* _WHAT THE TASK REQUIRES_
Copy the data word for word, keeping every line.
*** INFORMATION SHOWN ***
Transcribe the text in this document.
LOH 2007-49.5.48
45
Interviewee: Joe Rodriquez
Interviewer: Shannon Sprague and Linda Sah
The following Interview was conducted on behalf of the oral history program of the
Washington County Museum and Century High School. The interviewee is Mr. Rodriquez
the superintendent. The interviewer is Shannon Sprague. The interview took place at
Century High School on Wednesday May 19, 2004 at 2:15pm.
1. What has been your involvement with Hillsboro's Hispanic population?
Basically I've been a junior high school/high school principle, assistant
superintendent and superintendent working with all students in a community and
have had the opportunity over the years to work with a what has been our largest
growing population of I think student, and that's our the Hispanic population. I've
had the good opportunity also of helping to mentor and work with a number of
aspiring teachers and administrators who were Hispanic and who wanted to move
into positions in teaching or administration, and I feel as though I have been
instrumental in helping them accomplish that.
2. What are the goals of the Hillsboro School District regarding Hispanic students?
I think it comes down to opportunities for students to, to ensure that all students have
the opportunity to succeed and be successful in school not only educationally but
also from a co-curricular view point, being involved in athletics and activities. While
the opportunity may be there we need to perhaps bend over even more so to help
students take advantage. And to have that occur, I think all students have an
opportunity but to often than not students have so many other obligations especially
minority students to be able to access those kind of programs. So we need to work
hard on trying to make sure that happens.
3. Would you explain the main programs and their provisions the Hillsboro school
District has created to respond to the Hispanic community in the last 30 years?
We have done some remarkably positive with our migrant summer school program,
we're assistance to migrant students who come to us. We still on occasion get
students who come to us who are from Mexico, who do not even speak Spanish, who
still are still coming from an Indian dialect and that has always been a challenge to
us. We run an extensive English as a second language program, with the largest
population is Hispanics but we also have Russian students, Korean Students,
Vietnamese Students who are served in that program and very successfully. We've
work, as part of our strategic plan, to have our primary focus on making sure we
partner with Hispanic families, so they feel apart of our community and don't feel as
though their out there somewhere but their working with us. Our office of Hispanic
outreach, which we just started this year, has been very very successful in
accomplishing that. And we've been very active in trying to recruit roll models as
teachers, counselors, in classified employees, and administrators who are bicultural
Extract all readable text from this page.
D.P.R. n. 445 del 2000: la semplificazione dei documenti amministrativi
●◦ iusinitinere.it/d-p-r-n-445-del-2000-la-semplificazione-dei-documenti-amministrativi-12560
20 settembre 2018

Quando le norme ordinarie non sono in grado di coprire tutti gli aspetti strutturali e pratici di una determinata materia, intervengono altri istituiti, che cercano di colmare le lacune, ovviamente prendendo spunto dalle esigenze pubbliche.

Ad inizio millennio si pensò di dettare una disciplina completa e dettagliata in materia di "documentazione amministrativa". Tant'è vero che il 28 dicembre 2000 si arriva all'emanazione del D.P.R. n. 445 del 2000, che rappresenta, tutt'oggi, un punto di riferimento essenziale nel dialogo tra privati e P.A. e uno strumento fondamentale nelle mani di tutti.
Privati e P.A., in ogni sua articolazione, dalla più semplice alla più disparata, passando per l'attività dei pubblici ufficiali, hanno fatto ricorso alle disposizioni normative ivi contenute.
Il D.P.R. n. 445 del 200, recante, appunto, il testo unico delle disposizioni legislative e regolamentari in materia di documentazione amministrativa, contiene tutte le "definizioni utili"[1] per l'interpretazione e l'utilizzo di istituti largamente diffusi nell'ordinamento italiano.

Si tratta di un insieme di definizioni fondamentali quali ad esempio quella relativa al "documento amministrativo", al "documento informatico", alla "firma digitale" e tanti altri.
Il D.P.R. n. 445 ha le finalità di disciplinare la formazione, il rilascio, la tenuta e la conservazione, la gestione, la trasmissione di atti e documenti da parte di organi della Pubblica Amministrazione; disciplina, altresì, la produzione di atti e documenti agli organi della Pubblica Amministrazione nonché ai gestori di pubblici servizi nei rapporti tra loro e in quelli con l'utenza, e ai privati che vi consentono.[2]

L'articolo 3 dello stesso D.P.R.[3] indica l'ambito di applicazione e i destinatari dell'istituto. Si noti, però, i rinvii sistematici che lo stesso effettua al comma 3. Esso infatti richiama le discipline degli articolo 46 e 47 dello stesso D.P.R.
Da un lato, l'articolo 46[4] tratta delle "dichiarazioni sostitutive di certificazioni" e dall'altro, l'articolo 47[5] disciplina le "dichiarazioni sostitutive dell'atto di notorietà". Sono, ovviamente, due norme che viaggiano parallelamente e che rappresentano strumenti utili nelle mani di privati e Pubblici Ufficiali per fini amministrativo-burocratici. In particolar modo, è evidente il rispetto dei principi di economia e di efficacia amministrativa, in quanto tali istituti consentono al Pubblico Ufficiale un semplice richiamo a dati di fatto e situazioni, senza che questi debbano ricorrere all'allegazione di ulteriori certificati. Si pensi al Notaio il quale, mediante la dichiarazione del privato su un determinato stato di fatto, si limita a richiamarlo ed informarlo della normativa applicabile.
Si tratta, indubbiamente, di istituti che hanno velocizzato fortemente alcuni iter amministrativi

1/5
***
* _EXERCISE SOLUTION_
Transcribe the text in this document.
LOH 2007-49.5.48
45
Interviewee: Joe Rodriquez
Interviewer: Shannon Sprague and Linda Sah
The following Interview was conducted on behalf of the oral history program of the
Washington County Museum and Century High School. The interviewee is Mr. Rodriquez
the superintendent. The interviewer is Shannon Sprague. The interview took place at
Century High School on Wednesday May 19, 2004 at 2:15pm.
1. What has been your involvement with Hillsboro's Hispanic population?
Basically I've been a junior high school/high school principle, assistant
superintendent and superintendent working with all students in a community and
have had the opportunity over the years to work with a what has been our largest
growing population of I think student, and that's our the Hispanic population. I've
had the good opportunity also of helping to mentor and work with a number of
aspiring teachers and administrators who were Hispanic and who wanted to move
into positions in teaching or administration, and I feel as though I have been
instrumental in helping them accomplish that.
2. What are the goals of the Hillsboro School District regarding Hispanic students?
I think it comes down to opportunities for students to, to ensure that all students have
the opportunity to succeed and be successful in school not only educationally but
also from a co-curricular view point, being involved in athletics and activities. While
the opportunity may be there we need to perhaps bend over even more so to help
students take advantage. And to have that occur, I think all students have an
opportunity but to often than not students have so many other obligations especially
minority students to be able to access those kind of programs. So we need to work
hard on trying to make sure that happens.
3. Would you explain the main programs and their provisions the Hillsboro school
District has created to respond to the Hispanic community in the last 30 years?
We have done some remarkably positive with our migrant summer school program,
we're assistance to migrant students who come to us. We still on occasion get
students who come to us who are from Mexico, who do not even speak Spanish, who
still are still coming from an Indian dialect and that has always been a challenge to
us. We run an extensive English as a second language program, with the largest
population is Hispanics but we also have Russian students, Korean Students,
Vietnamese Students who are served in that program and very successfully. We've
work, as part of our strategic plan, to have our primary focus on making sure we
partner with Hispanic families, so they feel apart of our community and don't feel as
though their out there somewhere but their working with us. Our office of Hispanic
outreach, which we just started this year, has been very very successful in
accomplishing that. And we've been very active in trying to recruit roll models as
teachers, counselors, in classified employees, and administrators who are bicultural
Extract all readable text from this page.
D.P.R. n. 445 del 2000: la semplificazione dei documenti amministrativi
●◦ iusinitinere.it/d-p-r-n-445-del-2000-la-semplificazione-dei-documenti-amministrativi-12560
20 settembre 2018

Quando le norme ordinarie non sono in grado di coprire tutti gli aspetti strutturali e pratici di una determinata materia, intervengono altri istituiti, che cercano di colmare le lacune, ovviamente prendendo spunto dalle esigenze pubbliche.

Ad inizio millennio si pensò di dettare una disciplina completa e dettagliata in materia di "documentazione amministrativa". Tant'è vero che il 28 dicembre 2000 si arriva all'emanazione del D.P.R. n. 445 del 2000, che rappresenta, tutt'oggi, un punto di riferimento essenziale nel dialogo tra privati e P.A. e uno strumento fondamentale nelle mani di tutti.
Privati e P.A., in ogni sua articolazione, dalla più semplice alla più disparata, passando per l'attività dei pubblici ufficiali, hanno fatto ricorso alle disposizioni normative ivi contenute.
Il D.P.R. n. 445 del 200, recante, appunto, il testo unico delle disposizioni legislative e regolamentari in materia di documentazione amministrativa, contiene tutte le "definizioni utili"[1] per l'interpretazione e l'utilizzo di istituti largamente diffusi nell'ordinamento italiano.

Si tratta di un insieme di definizioni fondamentali quali ad esempio quella relativa al "documento amministrativo", al "documento informatico", alla "firma digitale" e tanti altri.
Il D.P.R. n. 445 ha le finalità di disciplinare la formazione, il rilascio, la tenuta e la conservazione, la gestione, la trasmissione di atti e documenti da parte di organi della Pubblica Amministrazione; disciplina, altresì, la produzione di atti e documenti agli organi della Pubblica Amministrazione nonché ai gestori di pubblici servizi nei rapporti tra loro e in quelli con l'utenza, e ai privati che vi consentono.[2]

L'articolo 3 dello stesso D.P.R.[3] indica l'ambito di applicazione e i destinatari dell'istituto. Si noti, però, i rinvii sistematici che lo stesso effettua al comma 3. Esso infatti richiama le discipline degli articolo 46 e 47 dello stesso D.P.R.
Da un lato, l'articolo 46[4] tratta delle "dichiarazioni sostitutive di certificazioni" e dall'altro, l'articolo 47[5] disciplina le "dichiarazioni sostitutive dell'atto di notorietà". Sono, ovviamente, due norme che viaggiano parallelamente e che rappresentano strumenti utili nelle mani di privati e Pubblici Ufficiali per fini amministrativo-burocratici. In particolar modo, è evidente il rispetto dei principi di economia e di efficacia amministrativa, in quanto tali istituti consentono al Pubblico Ufficiale un semplice richiamo a dati di fatto e situazioni, senza che questi debbano ricorrere all'allegazione di ulteriori certificati. Si pensi al Notaio il quale, mediante la dichiarazione del privato su un determinato stato di fatto, si limita a richiamarlo ed informarlo della normativa applicabile.
Si tratta, indubbiamente, di istituti che hanno velocizzato fortemente alcuni iter amministrativi

1/5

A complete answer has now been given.